EXERCISE - Copy each line of the entries that contains the word "Public".

SUPPLIED INFORMATION -
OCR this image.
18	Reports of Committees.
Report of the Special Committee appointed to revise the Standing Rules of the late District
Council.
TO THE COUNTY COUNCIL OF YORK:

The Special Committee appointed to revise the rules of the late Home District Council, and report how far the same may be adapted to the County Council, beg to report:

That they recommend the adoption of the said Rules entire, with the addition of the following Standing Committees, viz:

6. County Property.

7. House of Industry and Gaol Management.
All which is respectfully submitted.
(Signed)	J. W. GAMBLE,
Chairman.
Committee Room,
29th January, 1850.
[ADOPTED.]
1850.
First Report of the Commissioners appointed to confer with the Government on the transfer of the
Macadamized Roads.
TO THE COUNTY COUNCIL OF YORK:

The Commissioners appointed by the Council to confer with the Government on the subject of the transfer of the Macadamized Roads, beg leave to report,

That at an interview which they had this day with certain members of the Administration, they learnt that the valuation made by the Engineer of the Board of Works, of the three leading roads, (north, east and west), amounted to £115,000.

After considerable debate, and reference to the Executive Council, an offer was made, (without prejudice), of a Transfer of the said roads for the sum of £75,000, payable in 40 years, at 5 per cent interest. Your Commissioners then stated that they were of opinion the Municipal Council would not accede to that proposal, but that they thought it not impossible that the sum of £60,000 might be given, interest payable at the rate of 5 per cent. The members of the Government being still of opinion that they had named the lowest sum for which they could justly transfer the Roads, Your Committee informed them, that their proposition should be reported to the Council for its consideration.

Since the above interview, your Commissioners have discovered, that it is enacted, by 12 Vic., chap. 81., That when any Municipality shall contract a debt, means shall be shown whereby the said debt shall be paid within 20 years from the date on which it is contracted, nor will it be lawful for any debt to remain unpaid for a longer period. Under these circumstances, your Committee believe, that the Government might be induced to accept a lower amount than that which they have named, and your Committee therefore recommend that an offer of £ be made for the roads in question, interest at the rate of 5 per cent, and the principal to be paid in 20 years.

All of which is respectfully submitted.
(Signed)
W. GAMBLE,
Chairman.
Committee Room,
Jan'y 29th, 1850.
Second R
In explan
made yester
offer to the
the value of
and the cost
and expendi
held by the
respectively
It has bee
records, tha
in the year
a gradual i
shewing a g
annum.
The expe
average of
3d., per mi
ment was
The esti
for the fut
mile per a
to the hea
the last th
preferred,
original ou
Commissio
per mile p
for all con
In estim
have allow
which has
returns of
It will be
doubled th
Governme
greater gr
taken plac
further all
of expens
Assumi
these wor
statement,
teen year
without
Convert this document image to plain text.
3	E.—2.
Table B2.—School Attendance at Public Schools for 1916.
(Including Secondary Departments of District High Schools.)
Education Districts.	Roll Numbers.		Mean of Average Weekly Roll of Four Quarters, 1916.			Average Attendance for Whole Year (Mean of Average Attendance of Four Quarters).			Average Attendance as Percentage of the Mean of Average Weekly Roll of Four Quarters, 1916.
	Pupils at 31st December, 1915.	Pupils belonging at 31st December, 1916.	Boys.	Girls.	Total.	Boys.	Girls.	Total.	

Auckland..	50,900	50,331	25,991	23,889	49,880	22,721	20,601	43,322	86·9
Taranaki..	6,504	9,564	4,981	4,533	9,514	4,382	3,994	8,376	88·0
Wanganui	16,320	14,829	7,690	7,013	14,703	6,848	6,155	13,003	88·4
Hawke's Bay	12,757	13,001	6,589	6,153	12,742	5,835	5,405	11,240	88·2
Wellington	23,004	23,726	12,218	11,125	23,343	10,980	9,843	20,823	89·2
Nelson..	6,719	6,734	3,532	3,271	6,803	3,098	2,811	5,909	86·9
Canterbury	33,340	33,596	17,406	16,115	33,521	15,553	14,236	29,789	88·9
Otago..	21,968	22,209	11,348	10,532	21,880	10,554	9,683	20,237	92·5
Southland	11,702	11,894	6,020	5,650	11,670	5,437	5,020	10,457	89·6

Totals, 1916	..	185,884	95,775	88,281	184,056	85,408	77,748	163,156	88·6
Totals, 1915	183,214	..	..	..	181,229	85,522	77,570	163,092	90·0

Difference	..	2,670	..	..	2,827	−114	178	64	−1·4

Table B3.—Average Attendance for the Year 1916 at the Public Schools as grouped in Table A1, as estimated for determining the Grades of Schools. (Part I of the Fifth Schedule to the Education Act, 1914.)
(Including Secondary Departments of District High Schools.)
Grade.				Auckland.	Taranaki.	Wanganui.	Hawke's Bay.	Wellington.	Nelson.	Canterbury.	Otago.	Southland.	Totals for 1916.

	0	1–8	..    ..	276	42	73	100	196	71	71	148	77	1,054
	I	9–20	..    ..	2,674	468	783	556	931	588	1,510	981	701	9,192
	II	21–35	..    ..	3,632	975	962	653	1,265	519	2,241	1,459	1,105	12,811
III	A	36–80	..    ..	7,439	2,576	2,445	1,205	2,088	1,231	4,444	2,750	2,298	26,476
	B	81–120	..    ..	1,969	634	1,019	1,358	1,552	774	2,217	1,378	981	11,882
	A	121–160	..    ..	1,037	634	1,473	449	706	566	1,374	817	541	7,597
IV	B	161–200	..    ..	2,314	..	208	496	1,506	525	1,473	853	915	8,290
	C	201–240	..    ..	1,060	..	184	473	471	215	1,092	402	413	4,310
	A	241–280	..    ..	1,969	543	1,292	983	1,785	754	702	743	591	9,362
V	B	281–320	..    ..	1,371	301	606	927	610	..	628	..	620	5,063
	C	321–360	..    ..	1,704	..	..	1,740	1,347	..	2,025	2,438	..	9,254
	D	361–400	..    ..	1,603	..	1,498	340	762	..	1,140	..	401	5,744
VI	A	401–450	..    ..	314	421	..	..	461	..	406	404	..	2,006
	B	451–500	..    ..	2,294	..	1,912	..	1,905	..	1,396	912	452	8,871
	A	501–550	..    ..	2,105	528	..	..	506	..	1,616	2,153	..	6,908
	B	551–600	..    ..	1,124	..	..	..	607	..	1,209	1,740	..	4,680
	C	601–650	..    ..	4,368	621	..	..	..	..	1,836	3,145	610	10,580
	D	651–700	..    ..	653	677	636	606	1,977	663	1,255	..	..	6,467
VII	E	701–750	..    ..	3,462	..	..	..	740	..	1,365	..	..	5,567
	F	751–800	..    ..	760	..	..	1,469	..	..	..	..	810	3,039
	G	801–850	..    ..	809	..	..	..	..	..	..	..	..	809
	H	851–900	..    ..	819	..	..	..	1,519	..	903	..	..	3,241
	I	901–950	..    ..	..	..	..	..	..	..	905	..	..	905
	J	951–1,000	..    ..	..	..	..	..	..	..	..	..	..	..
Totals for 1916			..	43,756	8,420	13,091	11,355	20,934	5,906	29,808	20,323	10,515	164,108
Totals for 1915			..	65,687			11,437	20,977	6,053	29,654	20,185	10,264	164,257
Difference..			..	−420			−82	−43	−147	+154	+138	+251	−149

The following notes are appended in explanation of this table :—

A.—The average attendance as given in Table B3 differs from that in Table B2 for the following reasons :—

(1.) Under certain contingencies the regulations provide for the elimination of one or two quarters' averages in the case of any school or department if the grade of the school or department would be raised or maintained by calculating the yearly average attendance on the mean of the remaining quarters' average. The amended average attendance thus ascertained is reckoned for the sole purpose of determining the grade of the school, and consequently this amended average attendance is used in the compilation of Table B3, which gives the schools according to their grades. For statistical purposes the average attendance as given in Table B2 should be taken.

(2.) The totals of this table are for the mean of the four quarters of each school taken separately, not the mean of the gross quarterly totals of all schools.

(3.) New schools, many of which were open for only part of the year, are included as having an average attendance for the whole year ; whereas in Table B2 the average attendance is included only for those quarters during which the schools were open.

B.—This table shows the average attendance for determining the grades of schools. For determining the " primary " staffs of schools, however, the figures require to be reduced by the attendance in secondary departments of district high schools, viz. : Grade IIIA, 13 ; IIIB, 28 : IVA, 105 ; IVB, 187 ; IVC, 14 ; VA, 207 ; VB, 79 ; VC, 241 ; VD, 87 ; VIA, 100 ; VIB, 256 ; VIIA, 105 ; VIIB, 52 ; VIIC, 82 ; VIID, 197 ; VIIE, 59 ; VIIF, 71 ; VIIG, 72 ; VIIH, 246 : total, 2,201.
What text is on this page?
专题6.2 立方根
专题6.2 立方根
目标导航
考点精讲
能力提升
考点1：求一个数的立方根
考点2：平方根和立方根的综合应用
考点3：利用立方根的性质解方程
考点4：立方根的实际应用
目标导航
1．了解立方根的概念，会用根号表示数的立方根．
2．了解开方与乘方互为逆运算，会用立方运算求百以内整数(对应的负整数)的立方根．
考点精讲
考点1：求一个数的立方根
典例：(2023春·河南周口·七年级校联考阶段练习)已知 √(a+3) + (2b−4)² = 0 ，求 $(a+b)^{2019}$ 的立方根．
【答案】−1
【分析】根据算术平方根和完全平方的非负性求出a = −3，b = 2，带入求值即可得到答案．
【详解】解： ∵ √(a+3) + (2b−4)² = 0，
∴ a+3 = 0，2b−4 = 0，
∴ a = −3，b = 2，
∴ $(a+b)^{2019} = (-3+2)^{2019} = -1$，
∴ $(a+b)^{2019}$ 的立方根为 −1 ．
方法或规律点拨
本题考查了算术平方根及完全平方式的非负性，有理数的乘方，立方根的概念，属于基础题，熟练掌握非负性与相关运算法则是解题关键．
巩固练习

COMPLETE OUTPUT -
Table B2.—School Attendance at Public Schools for 1916.
Table B3.—Average Attendance for the Year 1916 at the Public Schools as grouped in Table A1, as estimated for determining the Grades of Schools. (Part I of the Fifth Schedule to the Education Act, 1914.)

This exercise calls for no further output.